(Bounding box entries)

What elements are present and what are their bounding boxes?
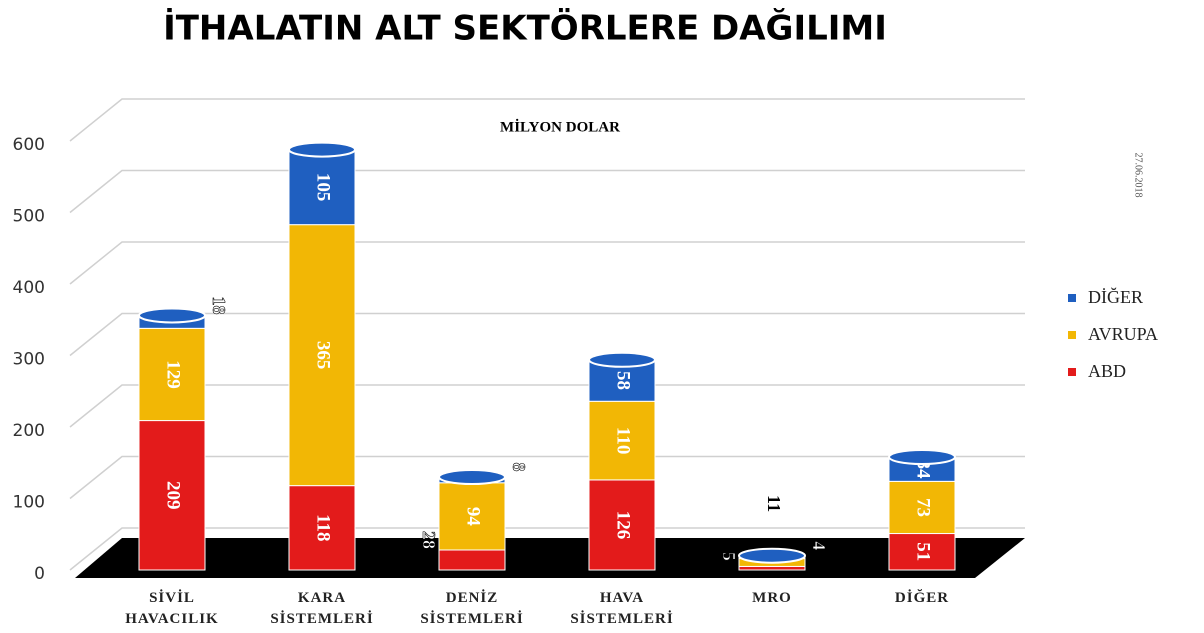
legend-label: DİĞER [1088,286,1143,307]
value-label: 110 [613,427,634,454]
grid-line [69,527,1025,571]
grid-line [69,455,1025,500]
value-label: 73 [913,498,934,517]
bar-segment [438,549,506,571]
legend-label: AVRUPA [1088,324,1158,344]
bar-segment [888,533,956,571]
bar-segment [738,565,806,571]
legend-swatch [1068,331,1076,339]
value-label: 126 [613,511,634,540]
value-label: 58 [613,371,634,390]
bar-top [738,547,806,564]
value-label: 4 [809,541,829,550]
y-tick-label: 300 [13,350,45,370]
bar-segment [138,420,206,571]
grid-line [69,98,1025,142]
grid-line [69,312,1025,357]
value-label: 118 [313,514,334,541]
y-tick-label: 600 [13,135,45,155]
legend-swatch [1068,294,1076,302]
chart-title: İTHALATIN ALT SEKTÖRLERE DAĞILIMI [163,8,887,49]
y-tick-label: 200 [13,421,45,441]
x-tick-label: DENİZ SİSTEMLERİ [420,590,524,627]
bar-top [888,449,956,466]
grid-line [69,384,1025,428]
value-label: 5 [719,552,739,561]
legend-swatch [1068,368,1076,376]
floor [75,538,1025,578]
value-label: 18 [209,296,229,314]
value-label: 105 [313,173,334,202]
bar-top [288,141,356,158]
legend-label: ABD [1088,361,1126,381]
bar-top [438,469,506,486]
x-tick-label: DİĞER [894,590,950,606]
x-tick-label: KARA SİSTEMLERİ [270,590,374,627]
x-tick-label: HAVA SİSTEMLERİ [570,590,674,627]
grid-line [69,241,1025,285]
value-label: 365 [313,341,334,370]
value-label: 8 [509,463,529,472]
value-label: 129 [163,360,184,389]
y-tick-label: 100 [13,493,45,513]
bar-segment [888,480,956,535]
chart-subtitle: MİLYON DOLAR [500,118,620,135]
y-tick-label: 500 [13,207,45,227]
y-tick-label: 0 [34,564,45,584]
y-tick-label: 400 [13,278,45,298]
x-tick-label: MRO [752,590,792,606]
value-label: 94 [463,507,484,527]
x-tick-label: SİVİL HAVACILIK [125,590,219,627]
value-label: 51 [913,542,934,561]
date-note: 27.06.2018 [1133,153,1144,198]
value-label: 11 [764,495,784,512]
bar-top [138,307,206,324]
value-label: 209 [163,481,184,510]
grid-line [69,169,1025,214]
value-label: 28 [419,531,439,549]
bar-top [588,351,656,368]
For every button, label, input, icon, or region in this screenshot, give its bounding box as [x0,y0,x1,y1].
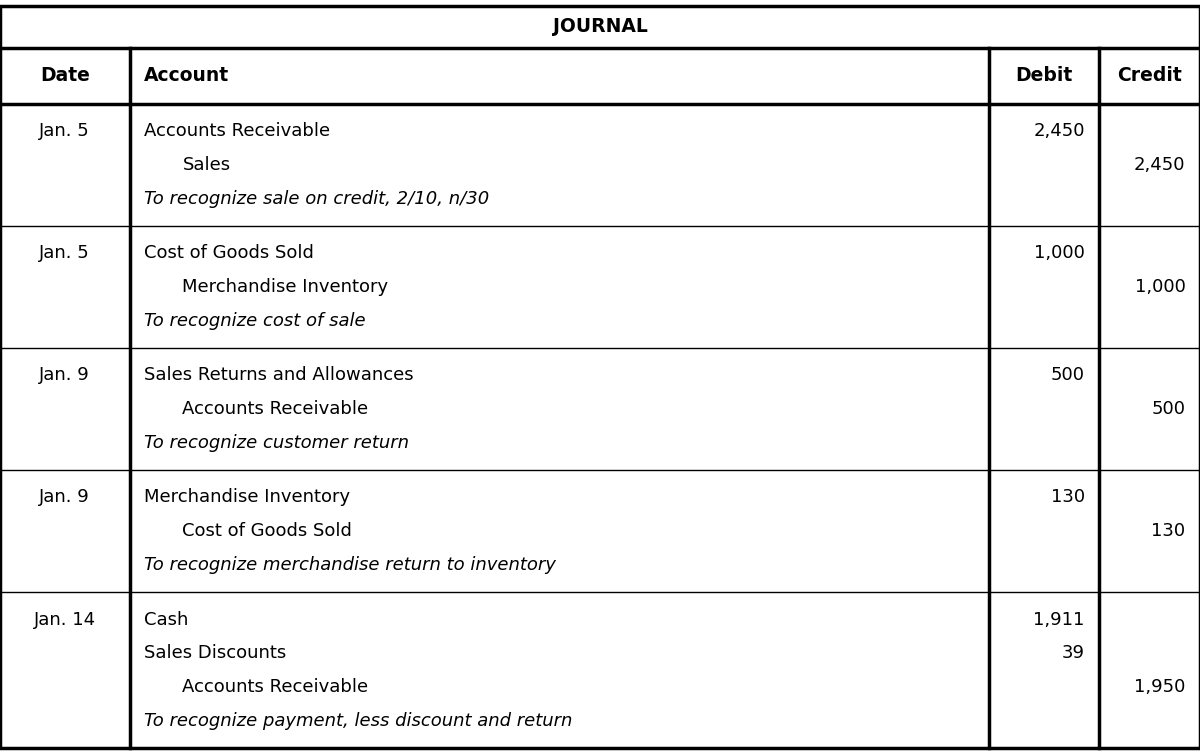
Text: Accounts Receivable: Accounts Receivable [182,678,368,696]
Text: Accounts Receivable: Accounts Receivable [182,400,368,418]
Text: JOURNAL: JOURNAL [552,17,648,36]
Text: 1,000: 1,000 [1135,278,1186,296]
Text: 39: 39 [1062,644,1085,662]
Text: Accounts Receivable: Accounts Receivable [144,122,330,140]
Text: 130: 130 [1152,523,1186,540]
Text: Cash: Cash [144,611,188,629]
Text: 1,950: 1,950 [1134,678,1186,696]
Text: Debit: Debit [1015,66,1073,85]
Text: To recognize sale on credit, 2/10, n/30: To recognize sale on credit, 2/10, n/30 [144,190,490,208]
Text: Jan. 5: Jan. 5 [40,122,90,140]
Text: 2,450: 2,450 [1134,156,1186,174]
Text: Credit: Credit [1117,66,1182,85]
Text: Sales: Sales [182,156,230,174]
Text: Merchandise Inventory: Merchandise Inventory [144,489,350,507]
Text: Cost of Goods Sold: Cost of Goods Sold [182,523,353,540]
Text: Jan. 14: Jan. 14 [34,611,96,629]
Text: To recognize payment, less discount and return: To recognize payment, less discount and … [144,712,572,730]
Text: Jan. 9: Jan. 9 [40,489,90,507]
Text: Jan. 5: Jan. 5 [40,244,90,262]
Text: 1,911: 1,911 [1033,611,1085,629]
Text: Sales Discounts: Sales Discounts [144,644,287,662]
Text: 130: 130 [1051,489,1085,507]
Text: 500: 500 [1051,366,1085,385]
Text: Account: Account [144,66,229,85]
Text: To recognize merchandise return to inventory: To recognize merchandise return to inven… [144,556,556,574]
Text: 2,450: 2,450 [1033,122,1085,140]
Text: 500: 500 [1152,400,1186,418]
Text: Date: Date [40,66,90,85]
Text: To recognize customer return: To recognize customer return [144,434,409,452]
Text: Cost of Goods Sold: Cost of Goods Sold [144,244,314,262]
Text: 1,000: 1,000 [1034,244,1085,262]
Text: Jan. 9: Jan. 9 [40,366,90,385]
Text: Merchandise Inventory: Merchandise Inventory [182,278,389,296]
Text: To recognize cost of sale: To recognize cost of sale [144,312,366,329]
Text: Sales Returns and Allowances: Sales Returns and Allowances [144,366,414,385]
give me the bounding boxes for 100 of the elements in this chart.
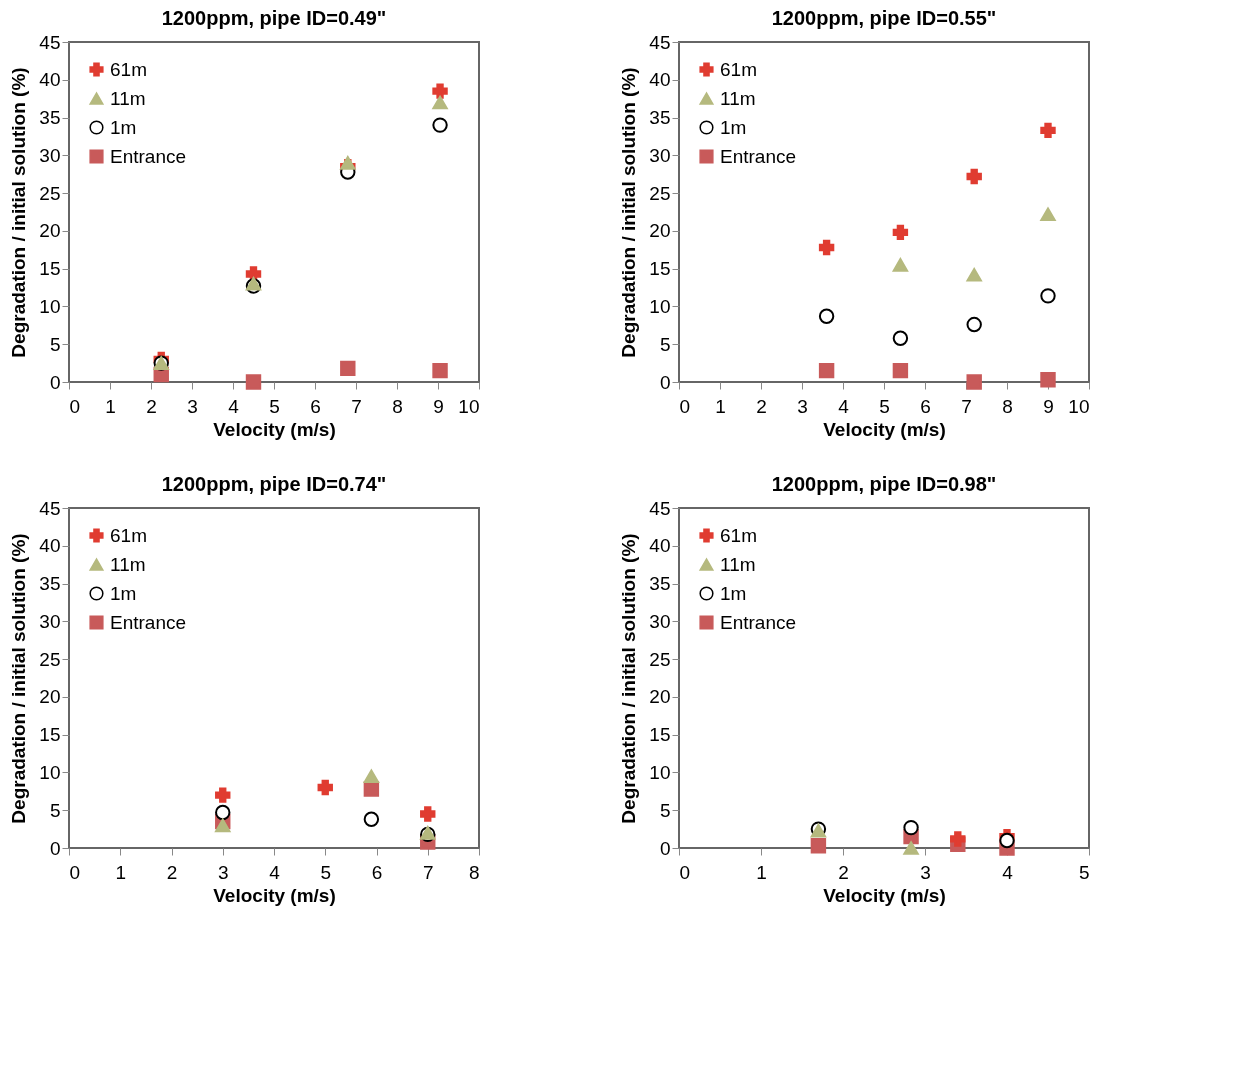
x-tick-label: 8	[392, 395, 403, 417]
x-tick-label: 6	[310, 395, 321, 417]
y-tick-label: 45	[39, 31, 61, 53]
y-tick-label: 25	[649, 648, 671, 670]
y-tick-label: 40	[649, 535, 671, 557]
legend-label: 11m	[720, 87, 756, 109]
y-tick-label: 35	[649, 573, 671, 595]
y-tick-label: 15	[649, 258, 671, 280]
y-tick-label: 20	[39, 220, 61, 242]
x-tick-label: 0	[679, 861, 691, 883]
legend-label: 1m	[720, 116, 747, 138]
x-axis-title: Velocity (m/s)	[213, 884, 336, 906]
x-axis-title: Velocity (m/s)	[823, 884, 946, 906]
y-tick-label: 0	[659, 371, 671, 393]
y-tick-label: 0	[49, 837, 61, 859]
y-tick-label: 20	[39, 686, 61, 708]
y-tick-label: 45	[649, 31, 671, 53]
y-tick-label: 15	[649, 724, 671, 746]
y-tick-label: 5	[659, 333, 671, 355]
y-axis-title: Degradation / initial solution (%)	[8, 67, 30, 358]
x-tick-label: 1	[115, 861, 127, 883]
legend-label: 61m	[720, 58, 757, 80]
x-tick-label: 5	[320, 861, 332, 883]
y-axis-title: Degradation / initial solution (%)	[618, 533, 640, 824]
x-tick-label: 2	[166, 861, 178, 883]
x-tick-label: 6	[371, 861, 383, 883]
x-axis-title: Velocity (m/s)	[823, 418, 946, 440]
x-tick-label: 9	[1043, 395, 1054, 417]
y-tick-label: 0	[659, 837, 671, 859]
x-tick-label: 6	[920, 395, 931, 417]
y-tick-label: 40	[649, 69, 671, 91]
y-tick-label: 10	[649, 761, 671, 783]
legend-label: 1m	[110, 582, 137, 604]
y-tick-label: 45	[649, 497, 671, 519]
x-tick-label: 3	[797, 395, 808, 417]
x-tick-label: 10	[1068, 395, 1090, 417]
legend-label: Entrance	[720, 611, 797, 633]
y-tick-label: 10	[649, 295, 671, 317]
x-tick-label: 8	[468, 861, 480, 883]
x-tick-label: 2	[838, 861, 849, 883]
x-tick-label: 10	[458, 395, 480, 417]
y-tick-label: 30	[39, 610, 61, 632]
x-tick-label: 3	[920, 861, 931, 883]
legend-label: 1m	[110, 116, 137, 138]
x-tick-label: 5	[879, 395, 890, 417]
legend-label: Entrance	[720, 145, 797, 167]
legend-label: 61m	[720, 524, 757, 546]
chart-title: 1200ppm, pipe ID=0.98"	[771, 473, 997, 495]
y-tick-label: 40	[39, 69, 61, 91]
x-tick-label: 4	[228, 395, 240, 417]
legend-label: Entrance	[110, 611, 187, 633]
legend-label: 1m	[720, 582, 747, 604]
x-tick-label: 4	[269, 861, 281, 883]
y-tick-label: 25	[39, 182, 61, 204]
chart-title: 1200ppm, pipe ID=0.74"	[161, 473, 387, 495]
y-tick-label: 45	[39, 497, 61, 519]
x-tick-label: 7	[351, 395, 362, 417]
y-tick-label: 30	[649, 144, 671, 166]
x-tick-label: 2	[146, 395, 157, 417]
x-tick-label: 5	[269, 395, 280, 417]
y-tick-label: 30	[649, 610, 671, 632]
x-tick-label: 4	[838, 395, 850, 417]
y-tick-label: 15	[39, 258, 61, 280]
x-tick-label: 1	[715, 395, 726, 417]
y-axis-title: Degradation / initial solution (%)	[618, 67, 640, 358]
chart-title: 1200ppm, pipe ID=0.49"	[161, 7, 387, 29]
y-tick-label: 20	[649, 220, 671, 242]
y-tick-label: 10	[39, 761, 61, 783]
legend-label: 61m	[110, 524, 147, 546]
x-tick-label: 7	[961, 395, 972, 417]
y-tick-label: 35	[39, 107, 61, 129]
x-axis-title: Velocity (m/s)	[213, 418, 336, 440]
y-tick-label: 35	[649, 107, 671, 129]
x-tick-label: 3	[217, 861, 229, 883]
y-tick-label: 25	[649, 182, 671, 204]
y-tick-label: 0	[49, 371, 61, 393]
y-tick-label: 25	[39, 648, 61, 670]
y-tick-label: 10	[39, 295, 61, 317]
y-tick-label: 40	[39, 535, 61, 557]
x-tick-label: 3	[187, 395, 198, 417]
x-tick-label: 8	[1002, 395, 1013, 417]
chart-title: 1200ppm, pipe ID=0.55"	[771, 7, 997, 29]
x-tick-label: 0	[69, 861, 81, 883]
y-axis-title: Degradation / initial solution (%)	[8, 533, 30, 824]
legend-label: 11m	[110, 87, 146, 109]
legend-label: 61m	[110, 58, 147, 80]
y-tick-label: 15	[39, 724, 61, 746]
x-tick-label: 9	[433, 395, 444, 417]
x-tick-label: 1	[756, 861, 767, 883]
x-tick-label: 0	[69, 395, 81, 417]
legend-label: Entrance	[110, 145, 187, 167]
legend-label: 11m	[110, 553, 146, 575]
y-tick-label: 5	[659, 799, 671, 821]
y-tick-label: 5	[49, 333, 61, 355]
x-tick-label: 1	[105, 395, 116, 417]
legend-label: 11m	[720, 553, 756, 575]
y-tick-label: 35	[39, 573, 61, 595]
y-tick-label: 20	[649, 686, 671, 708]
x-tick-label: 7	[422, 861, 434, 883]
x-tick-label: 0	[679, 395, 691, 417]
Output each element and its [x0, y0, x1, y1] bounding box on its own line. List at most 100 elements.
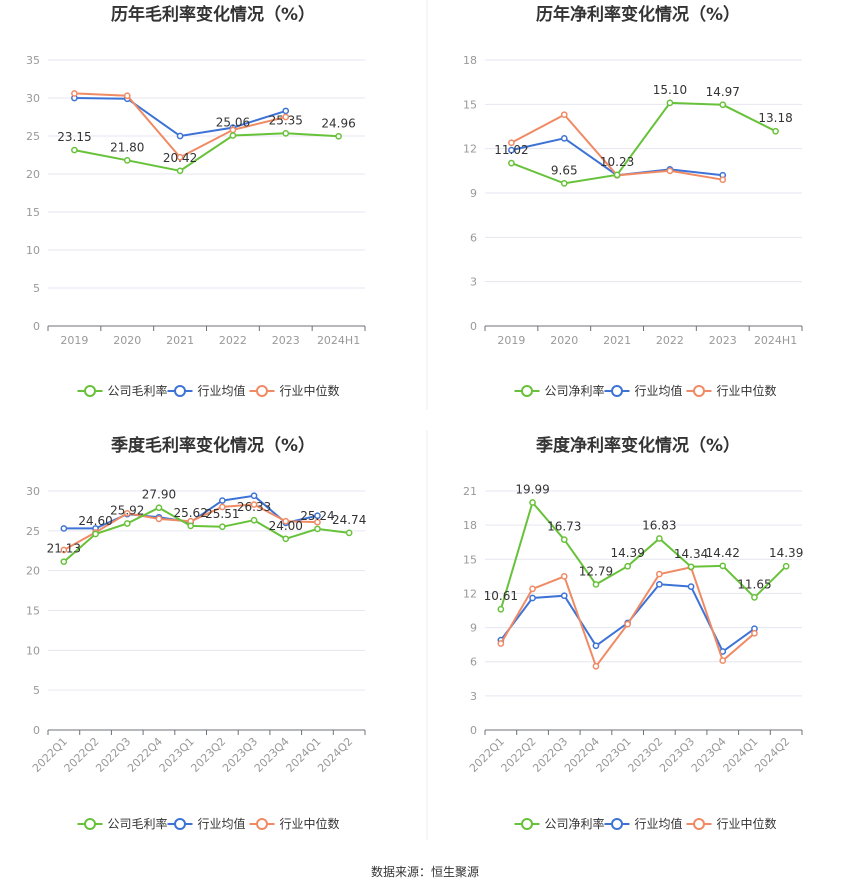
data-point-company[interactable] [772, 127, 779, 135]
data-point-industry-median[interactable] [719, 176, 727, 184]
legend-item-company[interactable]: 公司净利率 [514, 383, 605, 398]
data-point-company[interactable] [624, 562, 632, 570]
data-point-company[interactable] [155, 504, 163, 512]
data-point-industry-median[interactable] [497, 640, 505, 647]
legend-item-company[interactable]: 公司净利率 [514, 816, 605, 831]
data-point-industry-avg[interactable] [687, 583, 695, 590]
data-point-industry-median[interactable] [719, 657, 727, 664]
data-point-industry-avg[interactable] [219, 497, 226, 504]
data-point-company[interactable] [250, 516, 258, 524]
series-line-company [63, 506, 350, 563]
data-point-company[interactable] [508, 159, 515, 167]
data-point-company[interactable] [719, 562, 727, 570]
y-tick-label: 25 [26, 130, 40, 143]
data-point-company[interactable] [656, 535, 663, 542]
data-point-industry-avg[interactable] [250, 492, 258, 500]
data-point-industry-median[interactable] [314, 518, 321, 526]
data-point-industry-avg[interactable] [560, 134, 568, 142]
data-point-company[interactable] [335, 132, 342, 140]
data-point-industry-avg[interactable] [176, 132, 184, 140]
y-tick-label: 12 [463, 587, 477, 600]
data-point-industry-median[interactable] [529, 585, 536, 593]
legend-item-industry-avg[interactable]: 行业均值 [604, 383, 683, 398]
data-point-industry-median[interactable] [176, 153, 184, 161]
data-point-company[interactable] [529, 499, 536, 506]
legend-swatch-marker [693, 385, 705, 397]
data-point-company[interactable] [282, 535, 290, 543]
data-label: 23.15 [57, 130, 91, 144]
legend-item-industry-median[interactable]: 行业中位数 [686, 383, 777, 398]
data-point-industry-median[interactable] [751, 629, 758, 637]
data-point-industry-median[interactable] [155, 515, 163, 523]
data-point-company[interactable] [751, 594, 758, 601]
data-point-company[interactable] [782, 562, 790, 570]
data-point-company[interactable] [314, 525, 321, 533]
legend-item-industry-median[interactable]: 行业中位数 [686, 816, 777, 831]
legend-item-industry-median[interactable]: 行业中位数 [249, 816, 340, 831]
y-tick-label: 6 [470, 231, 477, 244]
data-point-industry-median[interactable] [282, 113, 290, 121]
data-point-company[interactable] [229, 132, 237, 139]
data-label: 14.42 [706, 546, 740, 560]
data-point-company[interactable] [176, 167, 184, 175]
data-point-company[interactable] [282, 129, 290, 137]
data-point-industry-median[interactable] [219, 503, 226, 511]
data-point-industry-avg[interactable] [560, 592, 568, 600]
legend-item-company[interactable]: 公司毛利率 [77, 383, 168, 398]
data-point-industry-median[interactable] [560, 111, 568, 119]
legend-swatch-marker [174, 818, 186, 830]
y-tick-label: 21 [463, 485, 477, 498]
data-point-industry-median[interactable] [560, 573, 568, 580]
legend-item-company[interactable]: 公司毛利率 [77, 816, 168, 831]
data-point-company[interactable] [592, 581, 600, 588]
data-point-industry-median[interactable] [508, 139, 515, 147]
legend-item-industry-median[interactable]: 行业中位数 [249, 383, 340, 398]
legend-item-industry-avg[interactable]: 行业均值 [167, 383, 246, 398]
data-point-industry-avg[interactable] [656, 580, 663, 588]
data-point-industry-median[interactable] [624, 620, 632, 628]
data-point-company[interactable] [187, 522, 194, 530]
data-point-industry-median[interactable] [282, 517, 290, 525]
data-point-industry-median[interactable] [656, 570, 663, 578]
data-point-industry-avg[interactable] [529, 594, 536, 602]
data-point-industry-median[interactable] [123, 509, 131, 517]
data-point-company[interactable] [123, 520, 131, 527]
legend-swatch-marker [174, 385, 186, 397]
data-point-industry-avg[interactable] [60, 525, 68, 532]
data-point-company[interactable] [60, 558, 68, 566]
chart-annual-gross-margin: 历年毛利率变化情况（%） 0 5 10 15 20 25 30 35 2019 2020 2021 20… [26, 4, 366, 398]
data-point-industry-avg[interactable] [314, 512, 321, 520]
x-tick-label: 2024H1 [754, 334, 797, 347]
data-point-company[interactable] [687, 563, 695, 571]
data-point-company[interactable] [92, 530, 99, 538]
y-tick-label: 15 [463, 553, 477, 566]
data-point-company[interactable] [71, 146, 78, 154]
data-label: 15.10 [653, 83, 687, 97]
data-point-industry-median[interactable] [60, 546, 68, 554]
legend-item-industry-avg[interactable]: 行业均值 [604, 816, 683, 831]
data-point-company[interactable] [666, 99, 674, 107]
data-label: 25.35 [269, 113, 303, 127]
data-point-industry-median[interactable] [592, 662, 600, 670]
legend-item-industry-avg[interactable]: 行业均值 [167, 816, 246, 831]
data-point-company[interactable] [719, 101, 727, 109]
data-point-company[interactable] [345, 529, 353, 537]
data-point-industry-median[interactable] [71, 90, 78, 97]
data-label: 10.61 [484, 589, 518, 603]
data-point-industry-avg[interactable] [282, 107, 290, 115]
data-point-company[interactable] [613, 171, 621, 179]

• Work to complete: Copy the lines from the one with "395, 403, 417]" up to and including the one with "861, 332, 883]", renaming "Velocity" to "Speed" and changing nothing else.

• Response for this exercise:
x-tick-label: 8	[392, 395, 403, 417]
x-tick-label: 6	[310, 395, 321, 417]
y-tick-label: 45	[39, 31, 61, 53]
y-tick-label: 25	[649, 648, 671, 670]
y-tick-label: 40	[649, 535, 671, 557]
legend-label: 11m	[720, 87, 756, 109]
y-tick-label: 35	[649, 573, 671, 595]
y-tick-label: 15	[649, 258, 671, 280]
y-tick-label: 20	[39, 220, 61, 242]
x-tick-label: 0	[679, 861, 691, 883]
legend-label: 1m	[720, 116, 747, 138]
x-axis-title: Speed (m/s)	[213, 884, 336, 906]
x-axis-title: Speed (m/s)	[823, 884, 946, 906]
y-tick-label: 0	[659, 371, 671, 393]
y-tick-label: 0	[49, 837, 61, 859]
y-tick-label: 20	[39, 686, 61, 708]
y-tick-label: 45	[649, 31, 671, 53]
y-tick-label: 15	[649, 724, 671, 746]
y-tick-label: 5	[659, 333, 671, 355]
y-axis-title: Degradation / initial solution (%)	[8, 67, 30, 358]
x-tick-label: 1	[115, 861, 127, 883]
legend-label: 61m	[720, 58, 757, 80]
x-tick-label: 5	[320, 861, 332, 883]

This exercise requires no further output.